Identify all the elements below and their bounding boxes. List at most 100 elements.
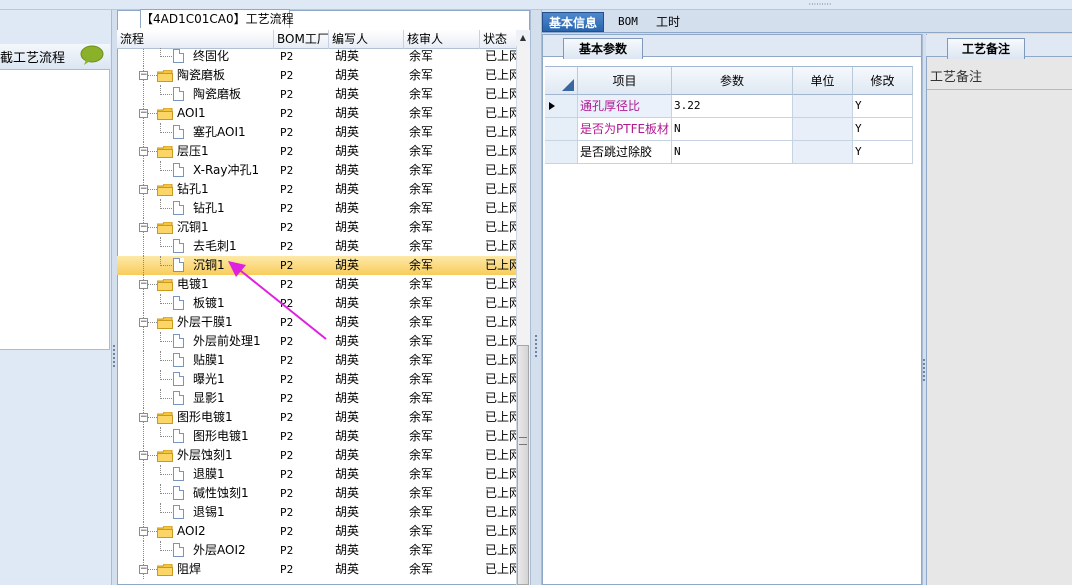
tree-node-step[interactable]: 显影1 P2 胡英 余军 已上网 [117,389,520,408]
collapse-icon[interactable]: − [139,565,148,574]
grid-header-unit[interactable]: 单位 [793,66,853,95]
collapse-icon[interactable]: − [139,318,148,327]
tree-guide-line [160,170,172,171]
tree-node-name-cell: 贴膜1 [117,351,274,370]
tree-node-label: 退膜1 [193,467,225,481]
cell-reviewer: 余军 [409,258,434,272]
tab-work-hours[interactable]: 工时 [650,12,686,32]
tree-node-step[interactable]: 贴膜1 P2 胡英 余军 已上网 [117,351,520,370]
cell-unit[interactable] [793,118,853,141]
tree-node-folder[interactable]: − 层压1 P2 胡英 余军 已上网 [117,142,520,161]
cell-value[interactable]: 3.22 [672,95,793,118]
folder-icon [157,222,173,234]
cell-bom: P2 [280,164,294,177]
cell-writer: 胡英 [335,353,360,367]
cell-item[interactable]: 是否为PTFE板材 [578,118,672,141]
column-header-reviewer[interactable]: 核审人 [404,30,480,49]
middle-splitter[interactable] [530,10,542,585]
notes-label: 工艺备注 [930,70,983,85]
tree-node-folder[interactable]: − 阻焊 P2 胡英 余军 已上网 [117,560,520,579]
tree-node-folder[interactable]: − 图形电镀1 P2 胡英 余军 已上网 [117,408,520,427]
column-header-status[interactable]: 状态 [480,30,520,49]
tree-node-step[interactable]: 钻孔1 P2 胡英 余军 已上网 [117,199,520,218]
collapse-icon[interactable]: − [139,527,148,536]
tab-bom[interactable]: BOM [612,12,644,32]
cell-item[interactable]: 是否跳过除胶 [578,141,672,164]
cell-bom: P2 [280,525,294,538]
cell-writer: 胡英 [335,125,360,139]
cell-value[interactable]: N [672,141,793,164]
tree-node-label: 图形电镀1 [177,410,233,424]
cell-writer: 胡英 [335,524,360,538]
folder-icon [157,146,173,158]
grid-header-value[interactable]: 参数 [672,66,793,95]
tree-node-step[interactable]: 陶瓷磨板 P2 胡英 余军 已上网 [117,85,520,104]
grid-header-item[interactable]: 项目 [578,66,672,95]
tree-node-name-cell: − 陶瓷磨板 [117,66,274,85]
cell-modify[interactable]: Y [853,95,913,118]
cell-reviewer: 余军 [409,410,434,424]
cell-status: 已上网 [485,277,520,291]
cell-writer: 胡英 [335,258,360,272]
collapse-icon[interactable]: − [139,109,148,118]
tab-basic-info[interactable]: 基本信息 [542,12,605,32]
grid-corner[interactable] [545,66,578,95]
collapse-icon[interactable]: − [139,223,148,232]
cell-reviewer: 余军 [409,125,434,139]
cell-unit[interactable] [793,95,853,118]
tree-node-step[interactable]: 退锡1 P2 胡英 余军 已上网 [117,503,520,522]
tree-node-folder[interactable]: − 沉铜1 P2 胡英 余军 已上网 [117,218,520,237]
tree-node-folder[interactable]: − 钻孔1 P2 胡英 余军 已上网 [117,180,520,199]
tree-node-step[interactable]: 图形电镀1 P2 胡英 余军 已上网 [117,427,520,446]
comment-icon[interactable] [80,45,104,65]
collapse-icon[interactable]: − [139,71,148,80]
grid-header-modify[interactable]: 修改 [853,66,913,95]
collapse-icon[interactable]: − [139,147,148,156]
cell-modify[interactable]: Y [853,141,913,164]
tree-guide-line [160,436,172,437]
tab-basic-params[interactable]: 基本参数 [563,38,643,59]
tab-process-notes[interactable]: 工艺备注 [947,38,1025,59]
splitter-grip-icon[interactable]: ········· [790,1,850,9]
document-icon [173,49,184,63]
cell-modify[interactable]: Y [853,118,913,141]
tree-node-name-cell: 去毛刺1 [117,237,274,256]
tree-node-step[interactable]: X-Ray冲孔1 P2 胡英 余军 已上网 [117,161,520,180]
collapse-icon[interactable]: − [139,280,148,289]
cell-status: 已上网 [485,144,520,158]
cell-item[interactable]: 通孔厚径比 [578,95,672,118]
sort-corner-icon [562,79,574,91]
tree-node-step[interactable]: 退膜1 P2 胡英 余军 已上网 [117,465,520,484]
cell-writer: 胡英 [335,486,360,500]
column-header-writer[interactable]: 编写人 [329,30,404,49]
tree-node-folder[interactable]: − 外层蚀刻1 P2 胡英 余军 已上网 [117,446,520,465]
cell-value[interactable]: N [672,118,793,141]
collapse-icon[interactable]: − [139,413,148,422]
tree-node-step[interactable]: 曝光1 P2 胡英 余军 已上网 [117,370,520,389]
tree-guide-line [160,56,172,57]
scroll-up-arrow-icon[interactable]: ▲ [516,30,530,46]
tree-scrollbar-thumb[interactable] [517,345,529,585]
tree-node-folder[interactable]: − AOI2 P2 胡英 余军 已上网 [117,522,520,541]
collapse-icon[interactable]: − [139,185,148,194]
tree-node-folder[interactable]: − 陶瓷磨板 P2 胡英 余军 已上网 [117,66,520,85]
tree-node-folder[interactable]: − AOI1 P2 胡英 余军 已上网 [117,104,520,123]
column-header-bom[interactable]: BOM工厂 [274,30,329,49]
tree-node-label: 钻孔1 [177,182,209,196]
cell-bom: P2 [280,202,294,215]
collapse-icon[interactable]: − [139,451,148,460]
column-header-process[interactable]: 流程 [117,30,274,49]
tree-node-step[interactable]: 终固化 P2 胡英 余军 已上网 [117,48,520,66]
tree-node-step[interactable]: 塞孔AOI1 P2 胡英 余军 已上网 [117,123,520,142]
tree-node-name-cell: 塞孔AOI1 [117,123,274,142]
cell-status: 已上网 [485,258,520,272]
cell-writer: 胡英 [335,562,360,576]
document-icon [173,239,184,253]
tree-node-step[interactable]: 外层AOI2 P2 胡英 余军 已上网 [117,541,520,560]
cell-bom: P2 [280,145,294,158]
tree-node-name-cell: − 外层蚀刻1 [117,446,274,465]
notes-panel [926,34,1072,585]
cell-unit[interactable] [793,141,853,164]
tree-node-step[interactable]: 去毛刺1 P2 胡英 余军 已上网 [117,237,520,256]
tree-node-step[interactable]: 碱性蚀刻1 P2 胡英 余军 已上网 [117,484,520,503]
•••••
Task objective -
Can you lay out every line of the listing above as a numbered list, skipping blank lines and leaving out the picture?

Output for this task -
1. Identify all the elements below and their bounding boxes. List at most 100 elements.
2. tree-node-step[interactable]: 显影1 P2 胡英 余军 已上网 [117,389,520,408]
3. collapse-icon[interactable]: − [139,565,148,574]
4. grid-header-unit[interactable]: 单位 [793,66,853,95]
5. collapse-icon[interactable]: − [139,318,148,327]
6. tree-guide-line [160,170,172,171]
7. tree-node-name-cell: 贴膜1 [117,351,274,370]
8. tree-node-label: 退膜1 [193,467,225,481]
9. cell-reviewer: 余军 [409,258,434,272]
10. tab-work-hours[interactable]: 工时 [650,12,686,32]
11. tree-node-step[interactable]: 贴膜1 P2 胡英 余军 已上网 [117,351,520,370]
12. cell-unit[interactable] [793,118,853,141]
13. tree-node-folder[interactable]: − 层压1 P2 胡英 余军 已上网 [117,142,520,161]
14. cell-value[interactable]: 3.22 [672,95,793,118]
15. folder-icon [157,222,173,234]
16. cell-bom: P2 [280,164,294,177]
17. cell-writer: 胡英 [335,353,360,367]
18. cell-item[interactable]: 是否为PTFE板材 [578,118,672,141]
19. column-header-reviewer[interactable]: 核审人 [404,30,480,49]
20. middle-splitter[interactable] [530,10,542,585]
21. notes-label: 工艺备注 [930,70,983,85]
22. tree-node-folder[interactable]: − 阻焊 P2 胡英 余军 已上网 [117,560,520,579]
23. tree-node-folder[interactable]: − 图形电镀1 P2 胡英 余军 已上网 [117,408,520,427]
24. column-header-status[interactable]: 状态 [480,30,520,49]
25. tree-node-step[interactable]: 钻孔1 P2 胡英 余军 已上网 [117,199,520,218]
26. collapse-icon[interactable]: − [139,527,148,536]
27. tab-bom[interactable]: BOM [612,12,644,32]
28. cell-item[interactable]: 是否跳过除胶 [578,141,672,164]
29. cell-bom: P2 [280,525,294,538]
30. cell-writer: 胡英 [335,125,360,139]
31. cell-value[interactable]: N [672,141,793,164]
32. tree-node-label: 图形电镀1 [177,410,233,424]
33. cell-writer: 胡英 [335,524,360,538]
34. folder-icon [157,146,173,158]
35. grid-header-value[interactable]: 参数 [672,66,793,95]
36. tree-node-step[interactable]: 陶瓷磨板 P2 胡英 余军 已上网 [117,85,520,104]
37. grid-header-item[interactable]: 项目 [578,66,672,95]
38. tree-node-name-cell: − 陶瓷磨板 [117,66,274,85]
39. cell-modify[interactable]: Y [853,95,913,118]
40. cell-reviewer: 余军 [409,410,434,424]
41. cell-status: 已上网 [485,277,520,291]
42. cell-writer: 胡英 [335,258,360,272]
43. collapse-icon[interactable]: − [139,109,148,118]
44. tab-basic-info[interactable]: 基本信息 [542,12,605,32]
45. grid-corner[interactable] [545,66,578,95]
46. collapse-icon[interactable]: − [139,223,148,232]
47. cell-reviewer: 余军 [409,125,434,139]
48. cell-unit[interactable] [793,95,853,118]
49. tree-node-step[interactable]: 退锡1 P2 胡英 余军 已上网 [117,503,520,522]
50. tree-node-folder[interactable]: − 沉铜1 P2 胡英 余军 已上网 [117,218,520,237]
51. tree-node-folder[interactable]: − 钻孔1 P2 胡英 余军 已上网 [117,180,520,199]
52. tree-node-step[interactable]: 图形电镀1 P2 胡英 余军 已上网 [117,427,520,446]
53. comment-icon[interactable] [80,45,104,65]
54. collapse-icon[interactable]: − [139,71,148,80]
55. grid-header-modify[interactable]: 修改 [853,66,913,95]
56. collapse-icon[interactable]: − [139,147,148,156]
57. cell-modify[interactable]: Y [853,141,913,164]
58. tree-guide-line [160,436,172,437]
59. tab-basic-params[interactable]: 基本参数 [563,38,643,59]
60. tab-process-notes[interactable]: 工艺备注 [947,38,1025,59]
61. splitter-grip-icon[interactable]: ········· [790,1,850,9]
62. document-icon [173,49,184,63]
63. cell-modify[interactable]: Y [853,118,913,141]
64. tree-node-name-cell: 去毛刺1 [117,237,274,256]
65. tree-node-step[interactable]: X-Ray冲孔1 P2 胡英 余军 已上网 [117,161,520,180]
66. collapse-icon[interactable]: − [139,280,148,289]
67. cell-status: 已上网 [485,144,520,158]
68. cell-item[interactable]: 通孔厚径比 [578,95,672,118]
69. sort-corner-icon [562,79,574,91]
70. tree-node-step[interactable]: 退膜1 P2 胡英 余军 已上网 [117,465,520,484]
71. cell-writer: 胡英 [335,486,360,500]
72. column-header-writer[interactable]: 编写人 [329,30,404,49]
73. tree-node-folder[interactable]: − 外层蚀刻1 P2 胡英 余军 已上网 [117,446,520,465]
74. cell-value[interactable]: N [672,118,793,141]
75. collapse-icon[interactable]: − [139,413,148,422]
76. tree-node-step[interactable]: 曝光1 P2 胡英 余军 已上网 [117,370,520,389]
77. tree-guide-line [160,56,172,57]
78. scroll-up-arrow-icon[interactable]: ▲ [516,30,530,46]
79. tree-scrollbar-thumb[interactable] [517,345,529,585]
80. tree-node-folder[interactable]: − AOI2 P2 胡英 余军 已上网 [117,522,520,541]
81. collapse-icon[interactable]: − [139,185,148,194]
82. tree-node-folder[interactable]: − 陶瓷磨板 P2 胡英 余军 已上网 [117,66,520,85]
83. tree-node-folder[interactable]: − AOI1 P2 胡英 余军 已上网 [117,104,520,123]
84. column-header-bom[interactable]: BOM工厂 [274,30,329,49]
85. tree-node-label: 钻孔1 [177,182,209,196]
86. cell-bom: P2 [280,202,294,215]
87. collapse-icon[interactable]: − [139,451,148,460]
88. column-header-process[interactable]: 流程 [117,30,274,49]
89. tree-node-step[interactable]: 终固化 P2 胡英 余军 已上网 [117,48,520,66]
90. tree-node-step[interactable]: 塞孔AOI1 P2 胡英 余军 已上网 [117,123,520,142]
91. tree-node-name-cell: 塞孔AOI1 [117,123,274,142]
92. cell-status: 已上网 [485,258,520,272]
93. cell-writer: 胡英 [335,562,360,576]
94. document-icon [173,239,184,253]
95. tree-node-step[interactable]: 外层AOI2 P2 胡英 余军 已上网 [117,541,520,560]
96. cell-bom: P2 [280,145,294,158]
97. tree-node-name-cell: − 外层蚀刻1 [117,446,274,465]
98. notes-panel [926,34,1072,585]
99. cell-unit[interactable] [793,141,853,164]
100. tree-node-step[interactable]: 去毛刺1 P2 胡英 余军 已上网 [117,237,520,256]
101. tree-node-step[interactable]: 碱性蚀刻1 P2 胡英 余军 已上网 [117,484,520,503]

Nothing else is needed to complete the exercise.